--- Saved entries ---

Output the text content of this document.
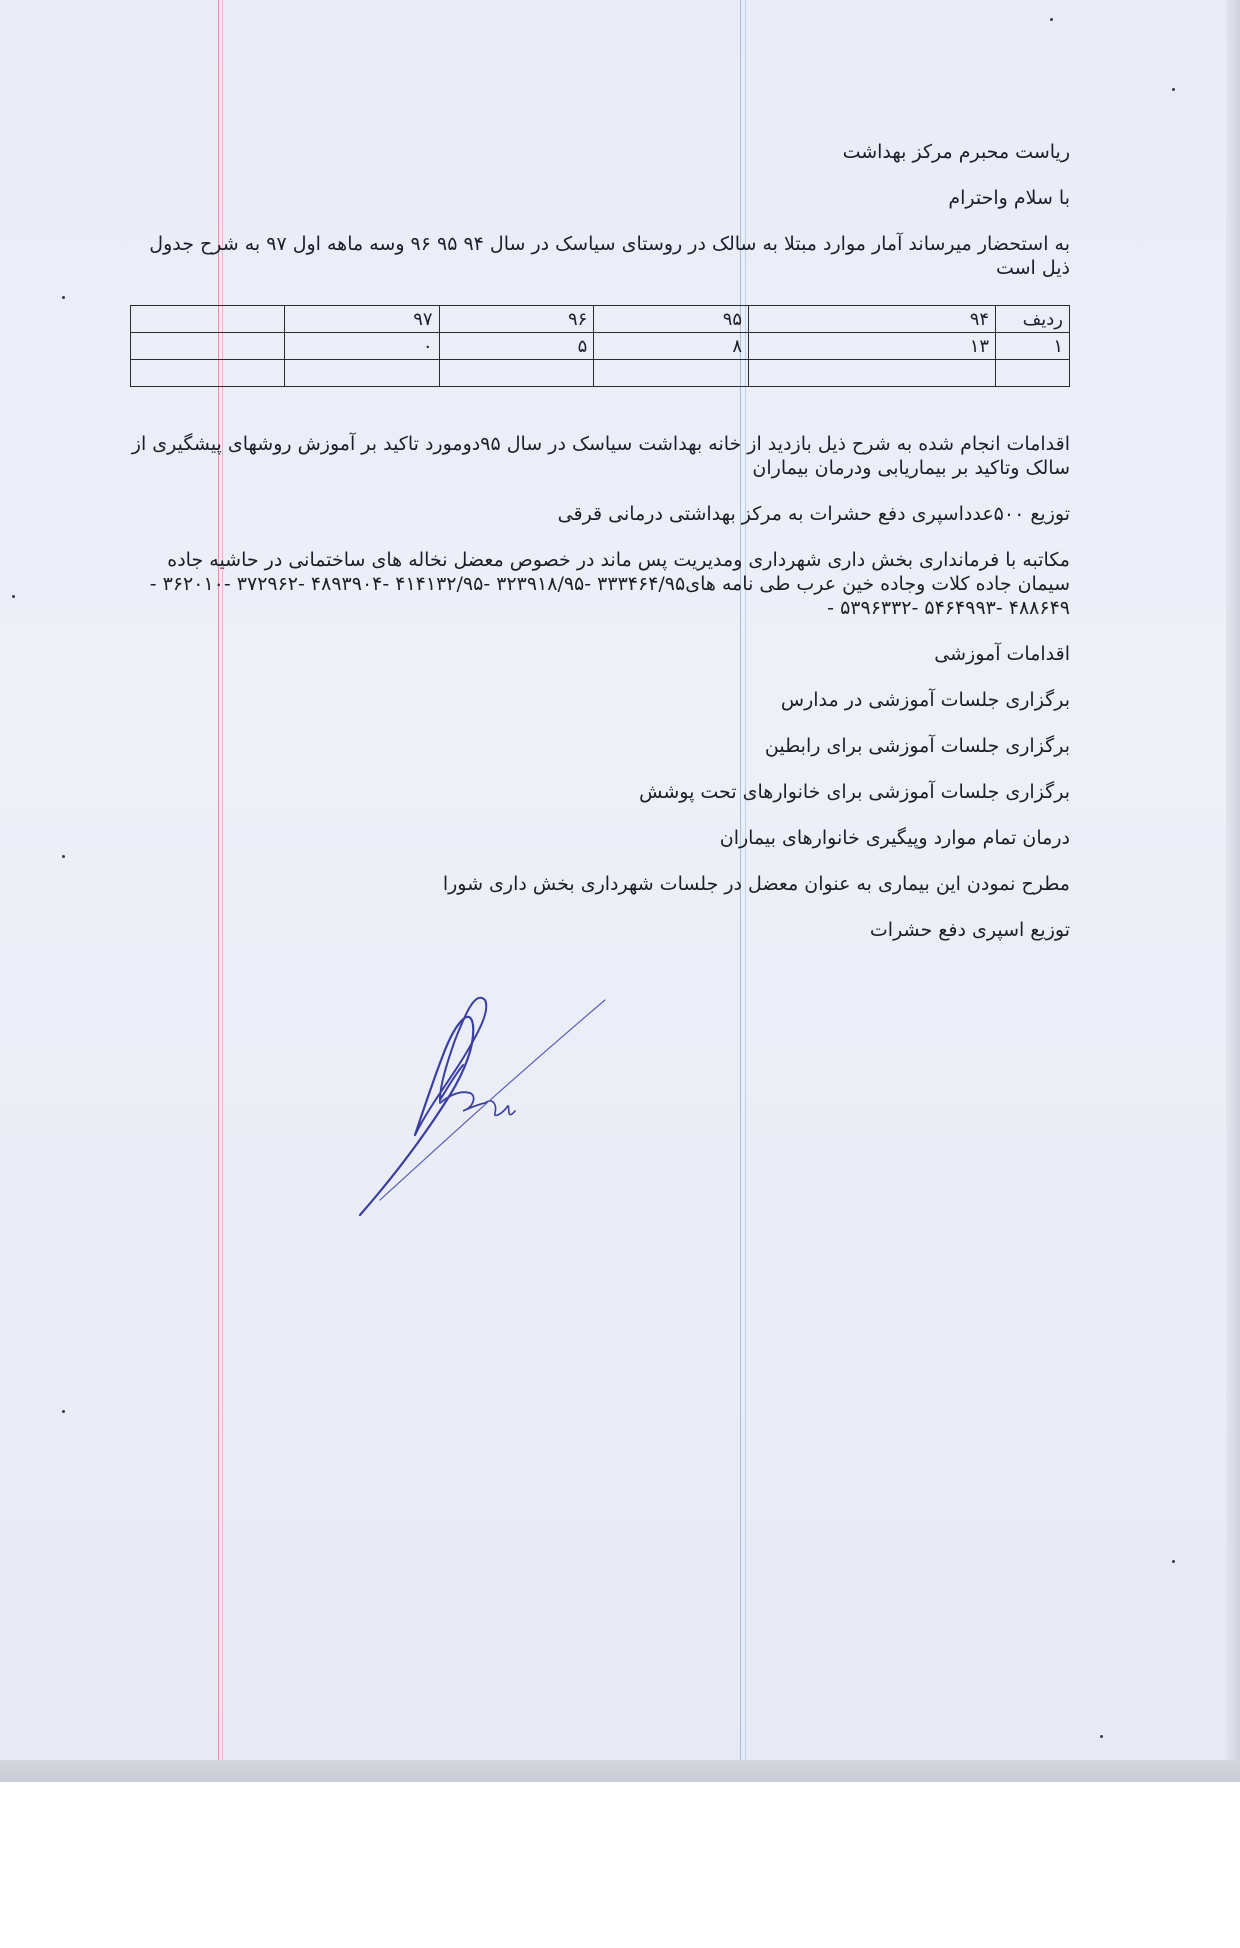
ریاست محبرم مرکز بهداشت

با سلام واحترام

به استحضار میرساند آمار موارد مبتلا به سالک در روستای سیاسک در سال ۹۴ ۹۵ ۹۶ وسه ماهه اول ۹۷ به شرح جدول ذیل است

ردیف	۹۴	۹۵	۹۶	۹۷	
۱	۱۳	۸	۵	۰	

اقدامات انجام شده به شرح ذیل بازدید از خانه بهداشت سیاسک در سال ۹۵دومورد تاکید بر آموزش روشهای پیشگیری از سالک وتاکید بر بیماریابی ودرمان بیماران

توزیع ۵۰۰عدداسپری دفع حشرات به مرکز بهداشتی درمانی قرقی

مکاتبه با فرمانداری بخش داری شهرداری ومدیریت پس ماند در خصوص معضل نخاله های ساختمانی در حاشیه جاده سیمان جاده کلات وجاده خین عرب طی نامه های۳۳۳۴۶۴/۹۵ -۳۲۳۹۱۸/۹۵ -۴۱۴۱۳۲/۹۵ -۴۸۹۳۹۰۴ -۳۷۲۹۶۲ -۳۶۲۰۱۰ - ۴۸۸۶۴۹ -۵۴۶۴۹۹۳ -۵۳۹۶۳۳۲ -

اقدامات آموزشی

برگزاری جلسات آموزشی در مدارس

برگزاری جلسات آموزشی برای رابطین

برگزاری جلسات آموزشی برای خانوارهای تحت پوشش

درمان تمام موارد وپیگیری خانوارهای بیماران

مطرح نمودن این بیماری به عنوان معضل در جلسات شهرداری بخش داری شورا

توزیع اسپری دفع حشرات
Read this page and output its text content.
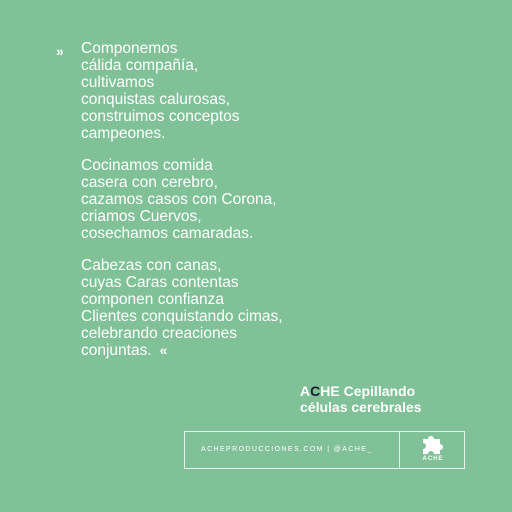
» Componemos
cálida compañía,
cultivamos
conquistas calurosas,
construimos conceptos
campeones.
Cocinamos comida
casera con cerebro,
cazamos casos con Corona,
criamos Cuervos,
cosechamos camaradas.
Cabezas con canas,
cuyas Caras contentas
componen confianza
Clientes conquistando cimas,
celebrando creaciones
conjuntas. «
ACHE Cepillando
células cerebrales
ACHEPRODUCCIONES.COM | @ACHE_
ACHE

--- Short task ---
From the listing above, return each line with the word "معضل".

--- The output ---
مکاتبه با فرمانداری بخش داری شهرداری ومدیریت پس ماند در خصوص معضل نخاله های ساختمانی در حاشیه جاده سیمان جاده کلات وجاده خین عرب طی نامه های۳۳۳۴۶۴/۹۵ -۳۲۳۹۱۸/۹۵ -۴۱۴۱۳۲/۹۵ -۴۸۹۳۹۰۴ -۳۷۲۹۶۲ -۳۶۲۰۱۰ - ۴۸۸۶۴۹ -۵۴۶۴۹۹۳ -۵۳۹۶۳۳۲ -
مطرح نمودن این بیماری به عنوان معضل در جلسات شهرداری بخش داری شورا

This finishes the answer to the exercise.